→ **Challenge**: Using the data beneath, show every line that includes the word "navg".

>> Begin Supplied material

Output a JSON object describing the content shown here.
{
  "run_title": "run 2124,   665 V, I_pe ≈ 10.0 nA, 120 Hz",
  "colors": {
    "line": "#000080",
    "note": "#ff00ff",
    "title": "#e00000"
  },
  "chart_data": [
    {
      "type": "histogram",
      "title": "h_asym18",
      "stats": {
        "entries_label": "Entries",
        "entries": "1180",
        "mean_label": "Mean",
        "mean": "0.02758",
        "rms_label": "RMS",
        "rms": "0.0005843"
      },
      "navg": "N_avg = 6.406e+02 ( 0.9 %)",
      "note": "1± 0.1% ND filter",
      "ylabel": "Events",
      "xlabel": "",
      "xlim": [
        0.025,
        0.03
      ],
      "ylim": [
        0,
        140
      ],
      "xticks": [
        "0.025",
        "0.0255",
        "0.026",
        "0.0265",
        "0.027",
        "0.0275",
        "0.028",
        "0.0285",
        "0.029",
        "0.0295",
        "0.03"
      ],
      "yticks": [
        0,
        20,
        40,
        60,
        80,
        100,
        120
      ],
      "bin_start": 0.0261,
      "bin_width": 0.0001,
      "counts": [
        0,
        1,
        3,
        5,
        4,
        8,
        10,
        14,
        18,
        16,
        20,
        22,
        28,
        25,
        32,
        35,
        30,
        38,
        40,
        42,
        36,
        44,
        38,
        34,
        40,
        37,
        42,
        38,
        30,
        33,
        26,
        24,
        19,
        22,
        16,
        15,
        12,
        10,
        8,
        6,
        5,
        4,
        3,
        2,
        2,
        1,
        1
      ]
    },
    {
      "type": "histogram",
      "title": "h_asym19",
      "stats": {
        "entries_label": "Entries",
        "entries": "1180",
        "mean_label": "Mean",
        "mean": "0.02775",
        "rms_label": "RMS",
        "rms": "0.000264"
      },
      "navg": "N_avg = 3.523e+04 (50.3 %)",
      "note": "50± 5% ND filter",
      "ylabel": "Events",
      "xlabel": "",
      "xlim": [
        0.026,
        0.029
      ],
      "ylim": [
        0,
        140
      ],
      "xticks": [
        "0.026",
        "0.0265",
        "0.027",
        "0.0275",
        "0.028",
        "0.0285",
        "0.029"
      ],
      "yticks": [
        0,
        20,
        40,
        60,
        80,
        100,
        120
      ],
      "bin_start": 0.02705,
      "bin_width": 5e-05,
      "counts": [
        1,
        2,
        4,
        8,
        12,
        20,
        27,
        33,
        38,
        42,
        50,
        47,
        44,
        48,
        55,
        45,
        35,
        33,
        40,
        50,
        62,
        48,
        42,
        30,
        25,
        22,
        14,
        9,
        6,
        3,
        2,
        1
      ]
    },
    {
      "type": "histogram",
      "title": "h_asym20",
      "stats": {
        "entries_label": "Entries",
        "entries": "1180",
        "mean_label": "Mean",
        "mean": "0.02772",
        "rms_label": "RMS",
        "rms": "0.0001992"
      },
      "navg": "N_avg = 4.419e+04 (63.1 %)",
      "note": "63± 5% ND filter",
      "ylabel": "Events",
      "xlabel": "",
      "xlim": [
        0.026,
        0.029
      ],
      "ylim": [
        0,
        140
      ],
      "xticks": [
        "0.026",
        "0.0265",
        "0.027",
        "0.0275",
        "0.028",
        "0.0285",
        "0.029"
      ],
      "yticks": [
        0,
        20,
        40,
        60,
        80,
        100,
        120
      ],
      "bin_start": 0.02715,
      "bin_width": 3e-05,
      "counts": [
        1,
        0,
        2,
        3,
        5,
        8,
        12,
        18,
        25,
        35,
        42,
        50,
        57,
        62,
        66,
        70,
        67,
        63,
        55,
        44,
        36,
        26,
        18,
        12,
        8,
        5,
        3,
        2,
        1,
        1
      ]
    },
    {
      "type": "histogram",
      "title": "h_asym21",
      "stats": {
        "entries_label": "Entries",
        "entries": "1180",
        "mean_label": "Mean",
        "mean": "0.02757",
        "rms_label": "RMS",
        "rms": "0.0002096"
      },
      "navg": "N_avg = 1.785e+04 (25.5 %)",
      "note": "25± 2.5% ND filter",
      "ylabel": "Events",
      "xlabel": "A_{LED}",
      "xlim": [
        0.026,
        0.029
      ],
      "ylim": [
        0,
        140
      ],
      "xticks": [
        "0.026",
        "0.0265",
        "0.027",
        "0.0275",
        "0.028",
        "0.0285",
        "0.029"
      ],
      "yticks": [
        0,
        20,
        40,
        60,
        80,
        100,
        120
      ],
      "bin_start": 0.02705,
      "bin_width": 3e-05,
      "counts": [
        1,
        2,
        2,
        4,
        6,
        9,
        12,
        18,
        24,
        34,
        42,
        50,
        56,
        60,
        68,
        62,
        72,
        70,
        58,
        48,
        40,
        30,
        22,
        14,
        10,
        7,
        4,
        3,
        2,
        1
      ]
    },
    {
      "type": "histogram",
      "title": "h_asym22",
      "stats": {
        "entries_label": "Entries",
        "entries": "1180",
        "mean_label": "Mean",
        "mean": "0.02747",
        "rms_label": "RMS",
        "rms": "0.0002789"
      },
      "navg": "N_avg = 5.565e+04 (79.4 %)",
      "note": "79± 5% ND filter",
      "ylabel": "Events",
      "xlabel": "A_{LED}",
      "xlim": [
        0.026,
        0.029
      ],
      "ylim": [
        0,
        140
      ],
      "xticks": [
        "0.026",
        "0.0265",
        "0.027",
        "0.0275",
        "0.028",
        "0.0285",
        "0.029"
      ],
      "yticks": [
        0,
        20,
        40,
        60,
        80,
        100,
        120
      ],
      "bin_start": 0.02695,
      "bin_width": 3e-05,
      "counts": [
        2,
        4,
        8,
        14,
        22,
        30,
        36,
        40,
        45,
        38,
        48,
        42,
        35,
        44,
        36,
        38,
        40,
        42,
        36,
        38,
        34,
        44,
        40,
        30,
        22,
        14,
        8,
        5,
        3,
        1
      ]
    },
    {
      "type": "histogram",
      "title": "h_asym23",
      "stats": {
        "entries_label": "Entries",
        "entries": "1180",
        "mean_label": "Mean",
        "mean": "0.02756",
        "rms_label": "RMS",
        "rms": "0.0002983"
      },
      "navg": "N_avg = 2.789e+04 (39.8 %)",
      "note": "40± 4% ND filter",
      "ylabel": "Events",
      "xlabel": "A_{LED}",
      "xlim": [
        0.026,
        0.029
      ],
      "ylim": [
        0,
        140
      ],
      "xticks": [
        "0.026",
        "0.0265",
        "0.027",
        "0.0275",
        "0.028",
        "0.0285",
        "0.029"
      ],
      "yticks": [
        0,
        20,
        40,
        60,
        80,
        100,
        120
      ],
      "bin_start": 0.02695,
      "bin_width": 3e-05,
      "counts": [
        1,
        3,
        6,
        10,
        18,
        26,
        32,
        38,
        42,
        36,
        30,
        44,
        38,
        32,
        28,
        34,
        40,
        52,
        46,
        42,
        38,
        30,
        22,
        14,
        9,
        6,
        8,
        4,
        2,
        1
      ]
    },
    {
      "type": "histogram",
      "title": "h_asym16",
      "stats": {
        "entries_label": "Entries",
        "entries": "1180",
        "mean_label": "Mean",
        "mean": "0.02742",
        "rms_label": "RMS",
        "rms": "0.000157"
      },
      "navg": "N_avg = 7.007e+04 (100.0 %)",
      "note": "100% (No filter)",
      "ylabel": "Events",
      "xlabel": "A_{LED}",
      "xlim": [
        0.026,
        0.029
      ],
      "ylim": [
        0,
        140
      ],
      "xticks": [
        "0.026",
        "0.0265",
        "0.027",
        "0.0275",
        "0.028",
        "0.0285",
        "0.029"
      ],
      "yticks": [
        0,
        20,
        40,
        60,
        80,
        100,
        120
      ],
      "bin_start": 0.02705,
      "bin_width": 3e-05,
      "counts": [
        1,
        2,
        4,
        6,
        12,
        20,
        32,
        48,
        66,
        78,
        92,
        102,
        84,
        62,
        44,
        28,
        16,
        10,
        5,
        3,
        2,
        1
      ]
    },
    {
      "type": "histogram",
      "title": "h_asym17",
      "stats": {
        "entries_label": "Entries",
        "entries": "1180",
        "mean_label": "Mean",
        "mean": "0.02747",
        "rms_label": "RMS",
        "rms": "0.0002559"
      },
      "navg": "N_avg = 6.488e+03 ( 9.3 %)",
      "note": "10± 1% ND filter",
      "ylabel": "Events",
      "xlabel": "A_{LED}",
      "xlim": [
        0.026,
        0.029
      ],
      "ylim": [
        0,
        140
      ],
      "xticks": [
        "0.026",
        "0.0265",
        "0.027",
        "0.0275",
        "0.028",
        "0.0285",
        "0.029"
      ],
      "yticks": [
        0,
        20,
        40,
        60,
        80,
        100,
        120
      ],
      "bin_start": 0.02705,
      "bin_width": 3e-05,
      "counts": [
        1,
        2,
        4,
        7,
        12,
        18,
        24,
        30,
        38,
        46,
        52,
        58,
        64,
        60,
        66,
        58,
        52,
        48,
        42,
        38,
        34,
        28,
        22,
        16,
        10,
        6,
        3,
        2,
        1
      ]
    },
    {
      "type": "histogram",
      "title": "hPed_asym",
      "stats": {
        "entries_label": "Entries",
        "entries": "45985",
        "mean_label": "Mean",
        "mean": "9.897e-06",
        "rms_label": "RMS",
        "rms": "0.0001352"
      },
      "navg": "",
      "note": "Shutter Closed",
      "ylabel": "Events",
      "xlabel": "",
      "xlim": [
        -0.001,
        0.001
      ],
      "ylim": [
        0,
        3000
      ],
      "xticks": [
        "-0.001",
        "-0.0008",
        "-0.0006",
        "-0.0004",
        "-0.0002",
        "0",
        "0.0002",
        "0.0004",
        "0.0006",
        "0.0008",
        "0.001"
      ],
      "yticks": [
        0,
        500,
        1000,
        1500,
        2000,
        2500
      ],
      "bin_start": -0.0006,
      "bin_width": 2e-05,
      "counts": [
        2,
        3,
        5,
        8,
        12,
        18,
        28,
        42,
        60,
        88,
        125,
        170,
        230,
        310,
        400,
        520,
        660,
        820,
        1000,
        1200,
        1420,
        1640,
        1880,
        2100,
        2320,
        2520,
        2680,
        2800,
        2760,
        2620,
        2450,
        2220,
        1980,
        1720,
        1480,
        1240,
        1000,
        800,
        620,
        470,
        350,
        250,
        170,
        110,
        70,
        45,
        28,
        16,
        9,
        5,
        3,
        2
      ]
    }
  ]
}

>> End Supplied material

→ **Complete answer**:
      "navg": "N_avg = 6.406e+02 ( 0.9 %)",
      "navg": "N_avg = 3.523e+04 (50.3 %)",
      "navg": "N_avg = 4.419e+04 (63.1 %)",
      "navg": "N_avg = 1.785e+04 (25.5 %)",
      "navg": "N_avg = 5.565e+04 (79.4 %)",
      "navg": "N_avg = 2.789e+04 (39.8 %)",
      "navg": "N_avg = 7.007e+04 (100.0 %)",
      "navg": "N_avg = 6.488e+03 ( 9.3 %)",
      "navg": "",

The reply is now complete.